*Working data*
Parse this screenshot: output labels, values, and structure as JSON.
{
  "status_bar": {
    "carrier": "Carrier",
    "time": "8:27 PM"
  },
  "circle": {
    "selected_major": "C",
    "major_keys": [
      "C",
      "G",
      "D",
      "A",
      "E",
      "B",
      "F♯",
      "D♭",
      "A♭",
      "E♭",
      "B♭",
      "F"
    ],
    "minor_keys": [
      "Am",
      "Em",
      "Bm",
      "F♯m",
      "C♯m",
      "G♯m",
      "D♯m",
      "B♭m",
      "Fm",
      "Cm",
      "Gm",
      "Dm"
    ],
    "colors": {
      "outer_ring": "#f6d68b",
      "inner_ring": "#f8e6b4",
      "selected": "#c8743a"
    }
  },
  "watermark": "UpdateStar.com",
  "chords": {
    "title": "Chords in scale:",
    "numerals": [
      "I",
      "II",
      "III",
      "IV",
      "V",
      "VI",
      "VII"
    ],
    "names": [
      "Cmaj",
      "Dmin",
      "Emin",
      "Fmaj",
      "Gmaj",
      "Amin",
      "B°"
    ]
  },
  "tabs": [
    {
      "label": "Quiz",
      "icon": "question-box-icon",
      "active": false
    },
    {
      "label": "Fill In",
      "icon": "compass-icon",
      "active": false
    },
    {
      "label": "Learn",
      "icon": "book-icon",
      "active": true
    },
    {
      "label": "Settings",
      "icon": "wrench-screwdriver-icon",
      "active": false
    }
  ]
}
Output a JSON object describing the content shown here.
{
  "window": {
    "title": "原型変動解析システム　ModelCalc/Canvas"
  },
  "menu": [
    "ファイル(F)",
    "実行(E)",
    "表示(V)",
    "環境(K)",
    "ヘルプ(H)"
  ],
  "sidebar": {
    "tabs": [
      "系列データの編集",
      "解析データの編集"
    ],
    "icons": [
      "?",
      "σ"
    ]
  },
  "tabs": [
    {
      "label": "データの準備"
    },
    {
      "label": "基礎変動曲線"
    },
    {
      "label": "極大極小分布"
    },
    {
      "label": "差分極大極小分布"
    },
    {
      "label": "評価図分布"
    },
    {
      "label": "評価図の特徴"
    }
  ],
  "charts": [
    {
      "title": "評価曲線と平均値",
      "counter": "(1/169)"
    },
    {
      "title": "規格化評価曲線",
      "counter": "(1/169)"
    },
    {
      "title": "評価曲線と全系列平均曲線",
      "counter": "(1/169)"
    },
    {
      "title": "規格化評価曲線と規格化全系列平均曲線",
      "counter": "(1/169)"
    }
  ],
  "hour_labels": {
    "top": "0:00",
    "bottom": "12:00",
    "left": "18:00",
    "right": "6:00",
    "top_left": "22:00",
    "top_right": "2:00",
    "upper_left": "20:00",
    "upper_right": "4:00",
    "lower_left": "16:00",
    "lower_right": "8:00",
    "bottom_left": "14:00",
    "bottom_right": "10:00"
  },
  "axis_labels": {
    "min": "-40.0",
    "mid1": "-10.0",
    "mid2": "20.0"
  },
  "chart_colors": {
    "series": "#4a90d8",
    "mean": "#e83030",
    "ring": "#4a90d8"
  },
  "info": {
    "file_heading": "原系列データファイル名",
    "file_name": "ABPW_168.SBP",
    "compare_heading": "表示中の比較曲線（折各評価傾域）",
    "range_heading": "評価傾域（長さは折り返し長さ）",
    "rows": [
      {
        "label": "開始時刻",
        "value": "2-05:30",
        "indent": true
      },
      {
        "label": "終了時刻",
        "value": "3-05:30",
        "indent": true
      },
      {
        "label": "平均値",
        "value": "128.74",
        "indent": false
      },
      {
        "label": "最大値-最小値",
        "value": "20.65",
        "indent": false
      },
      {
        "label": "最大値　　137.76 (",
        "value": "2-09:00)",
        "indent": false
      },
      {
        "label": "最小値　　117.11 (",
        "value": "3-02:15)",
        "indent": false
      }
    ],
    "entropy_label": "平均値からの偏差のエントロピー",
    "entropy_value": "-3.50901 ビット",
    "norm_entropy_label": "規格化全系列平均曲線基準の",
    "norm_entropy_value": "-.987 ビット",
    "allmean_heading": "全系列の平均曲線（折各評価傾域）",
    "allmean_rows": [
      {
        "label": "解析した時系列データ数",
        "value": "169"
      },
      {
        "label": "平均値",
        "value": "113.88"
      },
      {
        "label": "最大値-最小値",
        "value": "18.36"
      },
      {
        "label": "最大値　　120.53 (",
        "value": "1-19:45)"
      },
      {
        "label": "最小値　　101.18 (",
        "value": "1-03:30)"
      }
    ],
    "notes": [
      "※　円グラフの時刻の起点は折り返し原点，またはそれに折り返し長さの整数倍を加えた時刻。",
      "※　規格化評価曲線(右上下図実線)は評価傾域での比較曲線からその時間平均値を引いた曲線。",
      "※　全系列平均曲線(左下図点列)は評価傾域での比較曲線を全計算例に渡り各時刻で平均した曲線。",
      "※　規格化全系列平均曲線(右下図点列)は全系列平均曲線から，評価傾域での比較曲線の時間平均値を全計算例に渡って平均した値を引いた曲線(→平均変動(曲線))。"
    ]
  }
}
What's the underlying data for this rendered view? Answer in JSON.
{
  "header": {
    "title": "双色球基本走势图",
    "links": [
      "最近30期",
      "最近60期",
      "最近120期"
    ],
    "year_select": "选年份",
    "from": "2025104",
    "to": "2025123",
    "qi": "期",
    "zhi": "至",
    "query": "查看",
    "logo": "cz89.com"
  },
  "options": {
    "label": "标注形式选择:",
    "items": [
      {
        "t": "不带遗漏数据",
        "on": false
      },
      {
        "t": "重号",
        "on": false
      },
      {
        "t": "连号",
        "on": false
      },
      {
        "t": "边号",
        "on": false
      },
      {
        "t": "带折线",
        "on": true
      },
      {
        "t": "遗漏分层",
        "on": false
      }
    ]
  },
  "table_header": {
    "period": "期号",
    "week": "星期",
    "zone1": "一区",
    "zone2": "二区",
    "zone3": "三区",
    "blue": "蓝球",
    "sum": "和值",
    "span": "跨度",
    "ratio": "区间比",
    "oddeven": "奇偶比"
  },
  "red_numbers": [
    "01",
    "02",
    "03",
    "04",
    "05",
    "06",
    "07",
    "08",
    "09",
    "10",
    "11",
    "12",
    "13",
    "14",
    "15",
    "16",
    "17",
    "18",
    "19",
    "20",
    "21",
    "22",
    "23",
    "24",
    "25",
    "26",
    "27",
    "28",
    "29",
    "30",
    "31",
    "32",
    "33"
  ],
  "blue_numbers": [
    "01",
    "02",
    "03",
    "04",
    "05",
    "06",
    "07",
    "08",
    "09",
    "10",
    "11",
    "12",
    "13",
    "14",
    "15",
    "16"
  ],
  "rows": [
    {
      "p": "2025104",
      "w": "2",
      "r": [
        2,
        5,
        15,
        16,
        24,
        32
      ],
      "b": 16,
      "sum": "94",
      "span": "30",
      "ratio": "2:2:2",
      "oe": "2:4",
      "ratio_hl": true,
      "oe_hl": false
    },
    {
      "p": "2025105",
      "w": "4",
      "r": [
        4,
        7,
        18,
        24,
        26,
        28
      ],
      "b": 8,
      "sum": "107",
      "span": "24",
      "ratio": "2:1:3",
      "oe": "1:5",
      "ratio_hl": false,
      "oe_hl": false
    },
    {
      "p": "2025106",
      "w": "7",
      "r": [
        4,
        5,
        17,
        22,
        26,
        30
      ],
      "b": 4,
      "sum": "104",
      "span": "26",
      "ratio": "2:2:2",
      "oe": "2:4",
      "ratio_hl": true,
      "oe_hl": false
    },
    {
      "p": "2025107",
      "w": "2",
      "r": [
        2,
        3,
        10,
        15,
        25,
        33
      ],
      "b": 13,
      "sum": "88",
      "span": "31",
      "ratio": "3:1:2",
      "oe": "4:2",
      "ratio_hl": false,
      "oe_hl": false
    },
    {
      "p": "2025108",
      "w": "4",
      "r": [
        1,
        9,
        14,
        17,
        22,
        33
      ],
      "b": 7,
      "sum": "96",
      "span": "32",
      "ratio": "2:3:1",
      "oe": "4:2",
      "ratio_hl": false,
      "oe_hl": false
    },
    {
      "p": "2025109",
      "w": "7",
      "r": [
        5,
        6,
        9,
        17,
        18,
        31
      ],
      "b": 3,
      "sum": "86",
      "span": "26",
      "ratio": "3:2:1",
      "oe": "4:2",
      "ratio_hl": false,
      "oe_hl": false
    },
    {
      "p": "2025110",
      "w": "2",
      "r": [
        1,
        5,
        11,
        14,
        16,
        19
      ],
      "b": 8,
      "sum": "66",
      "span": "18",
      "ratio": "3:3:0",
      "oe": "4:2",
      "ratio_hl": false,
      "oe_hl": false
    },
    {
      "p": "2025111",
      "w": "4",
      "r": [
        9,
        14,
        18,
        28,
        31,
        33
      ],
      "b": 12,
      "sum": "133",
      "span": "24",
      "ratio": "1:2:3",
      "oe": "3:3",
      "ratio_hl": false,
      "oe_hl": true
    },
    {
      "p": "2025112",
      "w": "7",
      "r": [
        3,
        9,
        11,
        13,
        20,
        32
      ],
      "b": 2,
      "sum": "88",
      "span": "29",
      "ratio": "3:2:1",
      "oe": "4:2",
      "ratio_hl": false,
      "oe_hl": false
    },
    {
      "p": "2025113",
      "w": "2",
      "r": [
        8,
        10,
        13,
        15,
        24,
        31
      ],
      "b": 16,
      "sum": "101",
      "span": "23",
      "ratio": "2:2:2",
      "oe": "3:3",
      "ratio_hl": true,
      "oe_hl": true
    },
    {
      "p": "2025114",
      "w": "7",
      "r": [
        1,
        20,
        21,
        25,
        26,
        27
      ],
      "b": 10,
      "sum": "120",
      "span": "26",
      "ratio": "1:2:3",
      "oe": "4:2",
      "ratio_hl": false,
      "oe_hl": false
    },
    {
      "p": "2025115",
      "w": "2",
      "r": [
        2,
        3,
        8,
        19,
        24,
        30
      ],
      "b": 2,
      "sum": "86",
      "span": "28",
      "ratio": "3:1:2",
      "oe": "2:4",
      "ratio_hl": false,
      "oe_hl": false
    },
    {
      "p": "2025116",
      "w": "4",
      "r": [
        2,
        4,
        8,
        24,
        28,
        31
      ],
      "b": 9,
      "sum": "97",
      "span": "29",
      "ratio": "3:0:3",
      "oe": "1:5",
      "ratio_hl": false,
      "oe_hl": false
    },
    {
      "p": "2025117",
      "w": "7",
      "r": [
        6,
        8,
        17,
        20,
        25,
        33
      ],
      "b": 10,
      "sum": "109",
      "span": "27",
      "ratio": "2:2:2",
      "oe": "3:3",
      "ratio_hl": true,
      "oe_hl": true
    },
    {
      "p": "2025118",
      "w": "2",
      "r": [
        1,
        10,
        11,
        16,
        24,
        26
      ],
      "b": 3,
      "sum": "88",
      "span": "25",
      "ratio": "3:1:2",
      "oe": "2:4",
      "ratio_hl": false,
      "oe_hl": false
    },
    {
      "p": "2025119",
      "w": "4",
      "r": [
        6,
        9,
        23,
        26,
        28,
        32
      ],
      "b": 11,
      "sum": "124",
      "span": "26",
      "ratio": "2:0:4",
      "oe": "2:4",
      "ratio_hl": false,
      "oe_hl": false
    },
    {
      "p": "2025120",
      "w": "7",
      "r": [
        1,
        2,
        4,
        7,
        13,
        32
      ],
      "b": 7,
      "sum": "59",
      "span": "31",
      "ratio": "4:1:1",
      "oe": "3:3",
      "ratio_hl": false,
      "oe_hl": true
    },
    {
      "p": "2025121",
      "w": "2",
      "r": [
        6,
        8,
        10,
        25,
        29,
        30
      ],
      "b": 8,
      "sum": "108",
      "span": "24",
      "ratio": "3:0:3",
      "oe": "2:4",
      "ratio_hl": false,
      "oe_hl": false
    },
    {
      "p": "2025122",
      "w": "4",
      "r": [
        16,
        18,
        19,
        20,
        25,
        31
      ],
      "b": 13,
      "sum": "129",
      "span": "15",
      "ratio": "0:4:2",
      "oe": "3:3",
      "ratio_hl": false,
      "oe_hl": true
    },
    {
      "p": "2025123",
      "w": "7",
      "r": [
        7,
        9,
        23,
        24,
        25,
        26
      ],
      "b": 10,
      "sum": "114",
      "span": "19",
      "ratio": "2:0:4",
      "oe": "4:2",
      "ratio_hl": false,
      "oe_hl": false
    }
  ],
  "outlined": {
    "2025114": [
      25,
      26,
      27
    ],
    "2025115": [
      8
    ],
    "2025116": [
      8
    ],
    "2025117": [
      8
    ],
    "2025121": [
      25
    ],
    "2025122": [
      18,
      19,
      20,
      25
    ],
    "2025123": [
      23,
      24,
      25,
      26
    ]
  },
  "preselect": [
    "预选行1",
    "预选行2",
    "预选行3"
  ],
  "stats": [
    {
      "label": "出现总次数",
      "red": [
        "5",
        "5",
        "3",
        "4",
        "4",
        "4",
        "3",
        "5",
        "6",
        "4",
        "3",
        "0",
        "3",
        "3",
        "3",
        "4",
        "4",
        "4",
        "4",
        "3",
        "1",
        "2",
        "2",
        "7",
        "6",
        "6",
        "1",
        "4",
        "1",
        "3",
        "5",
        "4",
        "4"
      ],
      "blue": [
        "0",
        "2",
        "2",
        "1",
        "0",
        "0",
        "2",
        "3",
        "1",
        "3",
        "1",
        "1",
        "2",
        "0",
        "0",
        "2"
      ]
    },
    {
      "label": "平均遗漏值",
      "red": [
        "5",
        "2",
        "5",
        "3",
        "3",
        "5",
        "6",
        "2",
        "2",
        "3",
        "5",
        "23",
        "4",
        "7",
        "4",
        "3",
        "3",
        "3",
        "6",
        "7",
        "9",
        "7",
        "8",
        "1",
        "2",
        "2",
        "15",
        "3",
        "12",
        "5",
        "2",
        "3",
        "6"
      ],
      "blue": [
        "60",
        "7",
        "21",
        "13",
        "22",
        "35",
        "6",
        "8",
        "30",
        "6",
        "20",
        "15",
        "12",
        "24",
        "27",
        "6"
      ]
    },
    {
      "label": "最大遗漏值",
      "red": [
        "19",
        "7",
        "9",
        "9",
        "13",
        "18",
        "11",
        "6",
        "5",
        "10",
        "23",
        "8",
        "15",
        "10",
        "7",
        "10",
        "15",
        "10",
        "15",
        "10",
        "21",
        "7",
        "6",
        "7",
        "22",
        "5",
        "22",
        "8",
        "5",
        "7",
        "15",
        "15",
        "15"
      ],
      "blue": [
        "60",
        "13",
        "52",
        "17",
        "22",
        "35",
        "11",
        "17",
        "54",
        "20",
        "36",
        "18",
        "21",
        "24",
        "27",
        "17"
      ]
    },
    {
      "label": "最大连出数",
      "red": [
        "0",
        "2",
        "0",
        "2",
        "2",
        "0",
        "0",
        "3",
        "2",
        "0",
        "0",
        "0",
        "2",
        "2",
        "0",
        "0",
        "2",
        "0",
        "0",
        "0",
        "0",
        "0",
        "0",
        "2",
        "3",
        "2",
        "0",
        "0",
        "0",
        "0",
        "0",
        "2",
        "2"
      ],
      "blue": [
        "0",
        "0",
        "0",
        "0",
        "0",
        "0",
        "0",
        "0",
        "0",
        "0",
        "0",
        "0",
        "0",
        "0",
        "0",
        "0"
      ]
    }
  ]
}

*What to produce*
Copy, from the material above, each line in which the string "title" occurs.

*Solution for this exercise*
    "title": "Chords in scale:",
    "title": "原型変動解析システム　ModelCalc/Canvas"
      "title": "評価曲線と平均値",
      "title": "規格化評価曲線",
      "title": "評価曲線と全系列平均曲線",
      "title": "規格化評価曲線と規格化全系列平均曲線",
    "title": "双色球基本走势图",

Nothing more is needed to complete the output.